## Exercise brief
Swap "screenshot" for "image" everywhere it appears in these lines, and write out all the lines again with nothing else changed. Leave the pictures out of your answer.

┏━━

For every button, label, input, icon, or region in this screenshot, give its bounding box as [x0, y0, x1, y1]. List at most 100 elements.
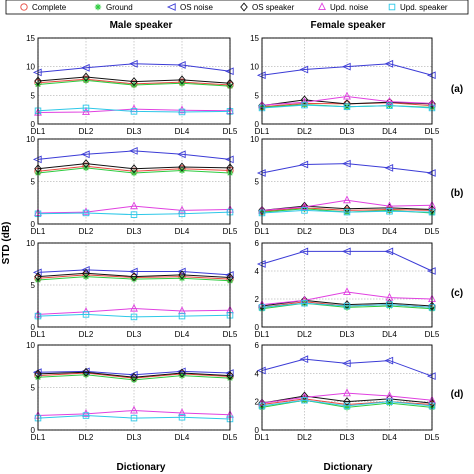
plot-border: [37, 37, 231, 125]
legend-marker-os-speaker: [240, 2, 248, 12]
data-point-ground: [130, 275, 138, 283]
y-tick-label: 2: [255, 295, 260, 304]
data-point-upd-noise: [178, 105, 186, 114]
data-point-os-speaker: [82, 367, 90, 377]
data-point-upd-speaker: [178, 108, 186, 116]
data-point-ground: [343, 304, 351, 311]
series-line-os-speaker: [37, 371, 231, 378]
data-point-upd-speaker: [82, 412, 90, 419]
data-point-os-noise: [299, 160, 309, 169]
data-point-upd-noise: [82, 107, 90, 116]
x-tick-label: DL1: [31, 330, 46, 339]
data-point-os-noise: [128, 370, 138, 379]
y-tick-label: 5: [31, 91, 36, 100]
data-point-os-noise: [299, 247, 309, 256]
y-tick-label: 6: [255, 239, 260, 248]
series-line-upd-noise: [261, 392, 433, 404]
data-point-os-speaker: [130, 77, 138, 87]
data-point-os-speaker: [178, 75, 186, 85]
x-tick-label: DL4: [382, 433, 397, 442]
data-point-os-noise: [176, 61, 186, 69]
data-point-os-noise: [176, 267, 186, 276]
series-line-upd-noise: [37, 409, 231, 417]
series-line-upd-noise: [261, 291, 433, 306]
x-tick-label: DL2: [79, 227, 94, 236]
x-tick-label: DL1: [31, 227, 46, 236]
data-point-upd-speaker: [343, 302, 351, 310]
x-tick-label: DL4: [382, 330, 397, 339]
data-point-os-speaker: [343, 99, 351, 109]
plot-border: [37, 242, 231, 328]
legend-marker-os-noise: [166, 3, 176, 11]
data-point-upd-speaker: [386, 398, 393, 405]
data-point-upd-speaker: [178, 210, 186, 218]
data-point-upd-noise: [82, 409, 90, 417]
legend-item-os-noise: OS noise: [166, 3, 213, 12]
data-point-upd-speaker: [130, 211, 138, 218]
row-tag-a: (a): [451, 84, 463, 95]
data-point-upd-speaker: [343, 103, 351, 111]
legend-label-ground: Ground: [106, 3, 133, 12]
y-tick-label: 10: [26, 341, 35, 350]
series-line-os-speaker: [37, 272, 231, 278]
series-line-upd-noise: [37, 308, 231, 315]
data-point-ground: [178, 372, 186, 379]
series-line-os-speaker: [261, 395, 433, 404]
data-point-os-noise: [341, 247, 351, 256]
legend-marker-ground: [94, 3, 102, 11]
y-tick-label: 4: [255, 369, 260, 378]
data-point-os-noise: [384, 164, 394, 172]
legend-label-os-speaker: OS speaker: [252, 3, 295, 12]
series-line-os-noise: [261, 63, 433, 76]
data-point-os-speaker: [130, 272, 138, 282]
legend-frame: [5, 0, 469, 15]
data-point-os-speaker: [82, 268, 90, 278]
series-upd-speaker: [258, 101, 436, 112]
data-point-os-noise: [299, 355, 309, 364]
x-axis-label-female: Dictionary: [324, 462, 373, 473]
y-tick-label: 5: [255, 178, 260, 187]
panel-d-female: DL1 DL2 DL3 DL4 DL5 0 2 4 6: [255, 341, 440, 442]
x-tick-label: DL2: [297, 330, 312, 339]
series-line-os-noise: [261, 250, 433, 272]
series-line-os-noise: [37, 269, 231, 276]
x-tick-label: DL2: [297, 433, 312, 442]
data-point-upd-noise: [82, 207, 90, 216]
x-tick-label: DL3: [340, 330, 355, 339]
column-title-female: Female speaker: [310, 20, 385, 31]
x-tick-label: DL1: [255, 227, 270, 236]
x-tick-label: DL3: [127, 127, 142, 136]
data-point-ground: [386, 302, 393, 310]
series-line-upd-noise: [37, 108, 231, 114]
data-point-os-speaker: [385, 394, 394, 404]
series-line-os-speaker: [37, 163, 231, 170]
legend-marker-upd-noise: [318, 2, 326, 11]
legend-item-complete: Complete: [20, 3, 67, 12]
y-tick-label: 15: [26, 34, 35, 43]
y-tick-label: 10: [26, 135, 35, 144]
plot-border: [37, 344, 231, 431]
x-tick-label: DL4: [175, 433, 190, 442]
x-tick-label: DL3: [340, 433, 355, 442]
data-point-upd-noise: [385, 292, 394, 301]
y-tick-label: 10: [250, 63, 259, 72]
data-point-upd-speaker: [82, 209, 90, 217]
x-tick-label: DL5: [425, 127, 440, 136]
x-tick-label: DL4: [382, 127, 397, 136]
series-line-os-speaker: [37, 76, 231, 84]
x-tick-label: DL4: [175, 227, 190, 236]
series-line-os-noise: [261, 358, 433, 377]
data-point-os-speaker: [130, 164, 138, 174]
series-line-upd-speaker: [37, 211, 231, 216]
data-point-upd-speaker: [386, 301, 393, 308]
data-point-os-noise: [80, 63, 90, 72]
x-tick-label: DL3: [127, 433, 142, 442]
data-point-upd-speaker: [82, 311, 90, 318]
legend: Complete Ground OS noise OS speaker Upd. noi…: [5, 0, 469, 15]
y-tick-label: 0: [31, 120, 36, 129]
panel-d-male: DL1 DL2 DL3 DL4 DL5 0 5 10: [26, 341, 238, 442]
series-upd-noise: [258, 287, 436, 308]
x-tick-label: DL5: [223, 127, 238, 136]
y-tick-label: 0: [255, 426, 260, 435]
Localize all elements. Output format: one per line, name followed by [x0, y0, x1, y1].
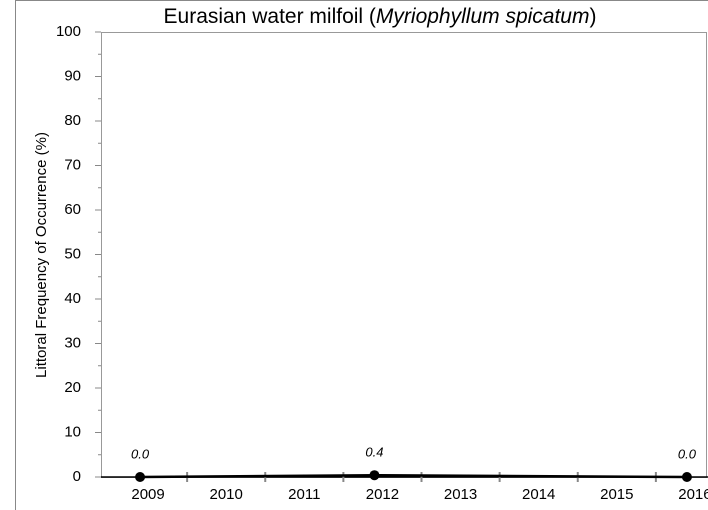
y-tick-label: 40: [64, 290, 81, 307]
y-axis-label: Littoral Frequency of Occurrence (%): [33, 132, 50, 378]
y-tick-label: 100: [56, 23, 81, 40]
y-tick-label: 80: [64, 112, 81, 129]
y-tick-label: 50: [64, 245, 81, 262]
title-part: Eurasian water milfoil (: [164, 5, 376, 28]
plot-frame: [101, 32, 707, 478]
x-tick-label: 2016: [678, 486, 708, 503]
x-tick-label: 2014: [522, 486, 555, 503]
title-part: Myriophyllum spicatum: [376, 5, 590, 28]
y-tick-label: 60: [64, 201, 81, 218]
chart-title: Eurasian water milfoil (Myriophyllum spi…: [164, 5, 597, 28]
x-tick-label: 2015: [600, 486, 633, 503]
y-tick-label: 70: [64, 156, 81, 173]
x-tick-label: 2011: [288, 486, 320, 503]
y-tick-label: 20: [64, 379, 81, 396]
data-point: [135, 472, 146, 482]
data-point: [369, 470, 380, 481]
y-tick-label: 30: [64, 334, 81, 351]
y-tick-label: 10: [64, 423, 81, 440]
x-tick-label: 2013: [444, 486, 477, 503]
data-point: [681, 472, 692, 482]
y-tick-label: 0: [73, 468, 81, 485]
title-part: ): [589, 5, 596, 28]
x-tick-label: 2012: [366, 486, 399, 503]
y-tick-label: 90: [64, 67, 81, 84]
data-label: 0.0: [131, 446, 150, 461]
x-tick-label: 2009: [131, 486, 164, 503]
x-tick-label: 2010: [210, 486, 243, 503]
data-label: 0.0: [678, 446, 697, 461]
data-label: 0.4: [365, 445, 383, 460]
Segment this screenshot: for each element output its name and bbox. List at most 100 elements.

┗━━

## Full answer
For every button, label, input, icon, or region in this image, give its bounding box as [x0, y0, x1, y1]. List at most 100 elements.
plot-border: [37, 37, 231, 125]
legend-marker-os-speaker: [240, 2, 248, 12]
data-point-ground: [130, 275, 138, 283]
y-tick-label: 2: [255, 295, 260, 304]
data-point-upd-noise: [178, 105, 186, 114]
data-point-os-speaker: [82, 367, 90, 377]
data-point-upd-speaker: [178, 108, 186, 116]
data-point-ground: [343, 304, 351, 311]
series-line-os-speaker: [37, 371, 231, 378]
data-point-upd-speaker: [82, 412, 90, 419]
data-point-os-noise: [299, 160, 309, 169]
data-point-upd-noise: [82, 107, 90, 116]
x-tick-label: DL1: [31, 330, 46, 339]
data-point-os-noise: [128, 370, 138, 379]
y-tick-label: 5: [31, 91, 36, 100]
data-point-os-noise: [299, 247, 309, 256]
y-tick-label: 6: [255, 239, 260, 248]
series-line-upd-noise: [261, 392, 433, 404]
data-point-os-speaker: [130, 77, 138, 87]
data-point-os-speaker: [178, 75, 186, 85]
x-tick-label: DL4: [382, 433, 397, 442]
data-point-os-noise: [176, 61, 186, 69]
data-point-os-noise: [176, 267, 186, 276]
series-line-upd-noise: [37, 409, 231, 417]
series-line-upd-noise: [261, 291, 433, 306]
x-tick-label: DL2: [79, 227, 94, 236]
x-tick-label: DL1: [31, 227, 46, 236]
data-point-upd-speaker: [343, 302, 351, 310]
x-tick-label: DL4: [382, 330, 397, 339]
data-point-os-speaker: [343, 99, 351, 109]
plot-border: [37, 242, 231, 328]
legend-marker-os-noise: [166, 3, 176, 11]
data-point-upd-speaker: [386, 398, 393, 405]
data-point-upd-speaker: [178, 210, 186, 218]
data-point-upd-noise: [82, 409, 90, 417]
legend-item-os-noise: OS noise: [166, 3, 213, 12]
data-point-upd-speaker: [130, 211, 138, 218]
row-tag-a: (a): [451, 84, 463, 95]
data-point-upd-speaker: [343, 103, 351, 111]
legend-label-ground: Ground: [106, 3, 133, 12]
y-tick-label: 10: [26, 341, 35, 350]
series-line-os-speaker: [37, 272, 231, 278]
series-line-upd-noise: [37, 308, 231, 315]
data-point-ground: [178, 372, 186, 379]
series-line-os-speaker: [261, 395, 433, 404]
data-point-os-noise: [341, 247, 351, 256]
legend-marker-ground: [94, 3, 102, 11]
y-tick-label: 4: [255, 369, 260, 378]
data-point-os-noise: [384, 164, 394, 172]
legend-label-os-speaker: OS speaker: [252, 3, 295, 12]
series-line-os-noise: [261, 63, 433, 76]
data-point-os-speaker: [130, 272, 138, 282]
legend-frame: [5, 0, 469, 15]
data-point-os-speaker: [82, 268, 90, 278]
series-upd-speaker: [258, 101, 436, 112]
data-point-os-noise: [299, 355, 309, 364]
x-axis-label-female: Dictionary: [324, 462, 373, 473]
y-tick-label: 5: [255, 178, 260, 187]
panel-d-female: DL1 DL2 DL3 DL4 DL5 0 2 4 6: [255, 341, 440, 442]
x-tick-label: DL2: [297, 330, 312, 339]
series-line-os-noise: [261, 250, 433, 272]
series-line-os-noise: [37, 269, 231, 276]
x-tick-label: DL2: [297, 433, 312, 442]
data-point-upd-noise: [82, 207, 90, 216]
x-tick-label: DL3: [340, 330, 355, 339]
column-title-female: Female speaker: [310, 20, 385, 31]
x-tick-label: DL1: [255, 227, 270, 236]
x-tick-label: DL3: [127, 127, 142, 136]
data-point-ground: [386, 302, 393, 310]
series-line-upd-noise: [37, 108, 231, 114]
data-point-os-speaker: [385, 394, 394, 404]
series-line-os-speaker: [37, 163, 231, 170]
legend-marker-upd-noise: [318, 2, 326, 11]
legend-item-complete: Complete: [20, 3, 67, 12]
y-tick-label: 15: [26, 34, 35, 43]
y-tick-label: 10: [26, 135, 35, 144]
plot-border: [37, 344, 231, 431]
x-tick-label: DL4: [175, 433, 190, 442]
x-tick-label: DL3: [340, 433, 355, 442]
data-point-upd-noise: [385, 292, 394, 301]
y-tick-label: 10: [250, 63, 259, 72]
data-point-upd-speaker: [82, 209, 90, 217]
x-tick-label: DL5: [425, 127, 440, 136]
x-tick-label: DL4: [382, 127, 397, 136]
series-line-os-speaker: [37, 76, 231, 84]
x-tick-label: DL4: [175, 227, 190, 236]
series-line-os-noise: [261, 358, 433, 377]
data-point-os-speaker: [130, 164, 138, 174]
series-line-upd-speaker: [37, 211, 231, 216]
data-point-upd-speaker: [386, 301, 393, 308]
data-point-os-noise: [80, 63, 90, 72]
x-tick-label: DL3: [127, 433, 142, 442]
data-point-upd-speaker: [82, 311, 90, 318]
legend: Complete Ground OS noise OS speaker Upd. noi…: [5, 0, 469, 15]
y-tick-label: 0: [31, 120, 36, 129]
panel-d-male: DL1 DL2 DL3 DL4 DL5 0 5 10: [26, 341, 238, 442]
series-upd-noise: [258, 287, 436, 308]
x-tick-label: DL5: [223, 127, 238, 136]
y-tick-label: 0: [255, 426, 260, 435]
Localize all elements. Output format: one per line, name followed by [x0, y0, x1, y1].
y-tick-label: 40: [64, 290, 81, 307]
y-axis-label: Littoral Frequency of Occurrence (%): [33, 132, 50, 378]
y-tick-label: 100: [56, 23, 81, 40]
y-tick-label: 80: [64, 112, 81, 129]
y-tick-label: 50: [64, 245, 81, 262]
title-part: Eurasian water milfoil (: [164, 5, 376, 28]
plot-frame: [101, 32, 707, 478]
x-tick-label: 2016: [678, 486, 708, 503]
x-tick-label: 2014: [522, 486, 555, 503]
title-part: Myriophyllum spicatum: [376, 5, 590, 28]
y-tick-label: 60: [64, 201, 81, 218]
chart-title: Eurasian water milfoil (Myriophyllum spi…: [164, 5, 597, 28]
x-tick-label: 2015: [600, 486, 633, 503]
y-tick-label: 70: [64, 156, 81, 173]
x-tick-label: 2011: [288, 486, 320, 503]
y-tick-label: 20: [64, 379, 81, 396]
data-point: [135, 472, 146, 482]
data-point: [369, 470, 380, 481]
y-tick-label: 30: [64, 334, 81, 351]
y-tick-label: 10: [64, 423, 81, 440]
x-tick-label: 2013: [444, 486, 477, 503]
data-point: [681, 472, 692, 482]
y-tick-label: 0: [73, 468, 81, 485]
title-part: ): [589, 5, 596, 28]
x-tick-label: 2012: [366, 486, 399, 503]
y-tick-label: 90: [64, 67, 81, 84]
data-label: 0.0: [131, 446, 150, 461]
x-tick-label: 2009: [131, 486, 164, 503]
x-tick-label: 2010: [210, 486, 243, 503]
data-label: 0.0: [678, 446, 697, 461]
data-label: 0.4: [365, 445, 383, 460]
Segment this image: for each element output its name and bbox. List at most 100 elements.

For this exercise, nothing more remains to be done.